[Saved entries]
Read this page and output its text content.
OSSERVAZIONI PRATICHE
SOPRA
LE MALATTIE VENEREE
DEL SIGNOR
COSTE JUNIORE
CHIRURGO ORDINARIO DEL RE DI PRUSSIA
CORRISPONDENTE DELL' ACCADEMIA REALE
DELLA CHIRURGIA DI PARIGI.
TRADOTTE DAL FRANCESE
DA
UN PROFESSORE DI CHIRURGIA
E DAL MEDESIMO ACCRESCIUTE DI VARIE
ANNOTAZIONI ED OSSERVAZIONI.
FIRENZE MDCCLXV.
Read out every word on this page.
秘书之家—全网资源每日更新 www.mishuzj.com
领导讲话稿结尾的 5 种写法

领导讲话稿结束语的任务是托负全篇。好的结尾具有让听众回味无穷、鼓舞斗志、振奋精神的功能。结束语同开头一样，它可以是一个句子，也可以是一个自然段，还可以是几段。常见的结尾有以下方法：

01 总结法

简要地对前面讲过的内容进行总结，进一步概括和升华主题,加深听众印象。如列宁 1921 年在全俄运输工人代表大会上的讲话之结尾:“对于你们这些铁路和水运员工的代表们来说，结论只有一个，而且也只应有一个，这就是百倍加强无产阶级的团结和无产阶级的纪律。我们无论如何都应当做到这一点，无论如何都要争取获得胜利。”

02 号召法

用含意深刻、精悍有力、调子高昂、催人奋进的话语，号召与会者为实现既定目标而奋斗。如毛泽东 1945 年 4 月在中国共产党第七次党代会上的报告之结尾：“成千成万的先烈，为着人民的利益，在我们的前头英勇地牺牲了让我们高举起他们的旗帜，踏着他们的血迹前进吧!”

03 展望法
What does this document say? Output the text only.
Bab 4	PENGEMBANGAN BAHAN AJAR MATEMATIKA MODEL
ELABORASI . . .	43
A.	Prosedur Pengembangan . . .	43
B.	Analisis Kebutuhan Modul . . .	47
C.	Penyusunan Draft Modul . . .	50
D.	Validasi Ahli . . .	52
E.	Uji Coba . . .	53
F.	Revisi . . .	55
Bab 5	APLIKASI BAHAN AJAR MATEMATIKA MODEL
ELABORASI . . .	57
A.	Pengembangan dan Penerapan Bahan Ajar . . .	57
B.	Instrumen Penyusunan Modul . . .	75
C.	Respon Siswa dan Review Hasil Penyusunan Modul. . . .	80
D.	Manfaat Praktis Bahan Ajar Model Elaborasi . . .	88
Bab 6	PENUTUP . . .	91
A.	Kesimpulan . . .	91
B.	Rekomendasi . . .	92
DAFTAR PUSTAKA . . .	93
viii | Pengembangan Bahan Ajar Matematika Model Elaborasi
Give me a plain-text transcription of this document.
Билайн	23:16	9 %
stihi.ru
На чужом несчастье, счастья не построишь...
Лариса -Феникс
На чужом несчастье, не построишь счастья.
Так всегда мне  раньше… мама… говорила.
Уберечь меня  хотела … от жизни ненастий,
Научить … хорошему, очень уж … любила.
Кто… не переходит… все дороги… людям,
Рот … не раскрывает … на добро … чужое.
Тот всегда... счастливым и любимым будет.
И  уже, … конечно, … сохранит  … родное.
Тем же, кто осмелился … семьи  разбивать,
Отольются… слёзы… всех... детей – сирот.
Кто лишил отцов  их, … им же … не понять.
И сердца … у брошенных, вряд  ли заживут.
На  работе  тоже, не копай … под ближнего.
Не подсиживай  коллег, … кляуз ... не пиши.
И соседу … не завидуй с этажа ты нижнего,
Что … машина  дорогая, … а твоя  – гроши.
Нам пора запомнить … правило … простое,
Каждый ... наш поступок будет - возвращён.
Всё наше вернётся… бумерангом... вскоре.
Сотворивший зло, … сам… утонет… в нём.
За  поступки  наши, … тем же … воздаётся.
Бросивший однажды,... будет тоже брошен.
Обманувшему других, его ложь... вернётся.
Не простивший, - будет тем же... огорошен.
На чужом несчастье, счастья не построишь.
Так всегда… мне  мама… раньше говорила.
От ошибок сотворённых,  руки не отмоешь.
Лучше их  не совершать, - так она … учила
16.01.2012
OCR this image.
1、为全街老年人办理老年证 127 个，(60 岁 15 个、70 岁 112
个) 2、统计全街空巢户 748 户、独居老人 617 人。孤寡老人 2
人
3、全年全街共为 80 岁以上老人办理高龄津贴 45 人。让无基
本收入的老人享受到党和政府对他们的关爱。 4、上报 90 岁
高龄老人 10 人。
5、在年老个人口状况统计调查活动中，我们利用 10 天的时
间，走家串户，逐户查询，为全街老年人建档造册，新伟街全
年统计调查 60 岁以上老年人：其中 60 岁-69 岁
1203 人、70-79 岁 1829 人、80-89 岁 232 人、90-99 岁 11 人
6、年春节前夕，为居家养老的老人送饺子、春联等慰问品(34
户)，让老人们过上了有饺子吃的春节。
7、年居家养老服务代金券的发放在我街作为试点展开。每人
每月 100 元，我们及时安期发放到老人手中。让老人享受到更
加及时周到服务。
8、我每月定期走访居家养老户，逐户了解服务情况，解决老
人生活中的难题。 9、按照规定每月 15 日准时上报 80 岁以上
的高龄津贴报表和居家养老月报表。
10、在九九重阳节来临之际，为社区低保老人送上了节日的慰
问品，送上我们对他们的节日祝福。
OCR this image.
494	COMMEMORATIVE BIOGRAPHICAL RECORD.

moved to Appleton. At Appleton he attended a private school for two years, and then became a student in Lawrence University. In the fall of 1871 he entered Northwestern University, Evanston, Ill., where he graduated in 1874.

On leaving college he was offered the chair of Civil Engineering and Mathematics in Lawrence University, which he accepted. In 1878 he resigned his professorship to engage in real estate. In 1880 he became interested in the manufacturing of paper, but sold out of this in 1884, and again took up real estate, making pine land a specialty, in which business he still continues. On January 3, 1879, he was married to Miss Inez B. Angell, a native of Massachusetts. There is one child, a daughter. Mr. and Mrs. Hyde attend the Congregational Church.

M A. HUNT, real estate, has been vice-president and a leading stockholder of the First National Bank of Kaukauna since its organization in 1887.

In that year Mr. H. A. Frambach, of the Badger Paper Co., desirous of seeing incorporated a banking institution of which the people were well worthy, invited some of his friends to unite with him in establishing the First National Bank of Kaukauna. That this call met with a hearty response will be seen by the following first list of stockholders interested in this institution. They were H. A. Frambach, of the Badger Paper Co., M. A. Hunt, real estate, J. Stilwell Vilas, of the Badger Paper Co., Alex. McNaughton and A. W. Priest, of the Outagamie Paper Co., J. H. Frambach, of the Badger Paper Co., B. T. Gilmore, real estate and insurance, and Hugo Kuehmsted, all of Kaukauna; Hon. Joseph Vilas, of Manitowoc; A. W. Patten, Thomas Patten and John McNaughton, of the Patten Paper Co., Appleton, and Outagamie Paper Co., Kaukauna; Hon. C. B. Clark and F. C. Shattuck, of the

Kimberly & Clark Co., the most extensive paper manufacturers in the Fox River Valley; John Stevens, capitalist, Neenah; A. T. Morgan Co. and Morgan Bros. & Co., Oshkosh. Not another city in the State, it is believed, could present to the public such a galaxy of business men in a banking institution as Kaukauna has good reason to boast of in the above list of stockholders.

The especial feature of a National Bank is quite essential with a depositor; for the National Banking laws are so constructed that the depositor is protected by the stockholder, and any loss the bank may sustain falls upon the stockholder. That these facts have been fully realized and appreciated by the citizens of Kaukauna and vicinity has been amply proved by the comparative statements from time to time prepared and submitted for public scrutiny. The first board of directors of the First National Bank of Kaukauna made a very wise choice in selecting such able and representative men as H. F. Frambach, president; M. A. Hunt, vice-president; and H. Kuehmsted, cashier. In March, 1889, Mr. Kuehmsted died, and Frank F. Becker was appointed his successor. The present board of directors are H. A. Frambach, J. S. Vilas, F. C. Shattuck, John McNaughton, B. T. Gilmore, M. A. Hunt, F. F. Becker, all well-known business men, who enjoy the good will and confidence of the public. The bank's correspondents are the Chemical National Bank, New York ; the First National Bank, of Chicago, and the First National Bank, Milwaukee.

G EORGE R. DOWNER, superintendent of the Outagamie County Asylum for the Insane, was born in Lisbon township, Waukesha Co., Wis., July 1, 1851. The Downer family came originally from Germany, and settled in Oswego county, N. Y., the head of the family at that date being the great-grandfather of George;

_THE REQUEST:_ Show every line that contains the word "president".

_RESULT:_
M A. HUNT, real estate, has been vice-president and a leading stockholder of the First National Bank of Kaukauna since its organization in 1887.
The especial feature of a National Bank is quite essential with a depositor; for the National Banking laws are so constructed that the depositor is protected by the stockholder, and any loss the bank may sustain falls upon the stockholder. That these facts have been fully realized and appreciated by the citizens of Kaukauna and vicinity has been amply proved by the comparative statements from time to time prepared and submitted for public scrutiny. The first board of directors of the First National Bank of Kaukauna made a very wise choice in selecting such able and representative men as H. F. Frambach, president; M. A. Hunt, vice-president; and H. Kuehmsted, cashier. In March, 1889, Mr. Kuehmsted died, and Frank F. Becker was appointed his successor. The present board of directors are H. A. Frambach, J. S. Vilas, F. C. Shattuck, John McNaughton, B. T. Gilmore, M. A. Hunt, F. F. Becker, all well-known business men, who enjoy the good will and confidence of the public. The bank's correspondents are the Chemical National Bank, New York ; the First National Bank, of Chicago, and the First National Bank, Milwaukee.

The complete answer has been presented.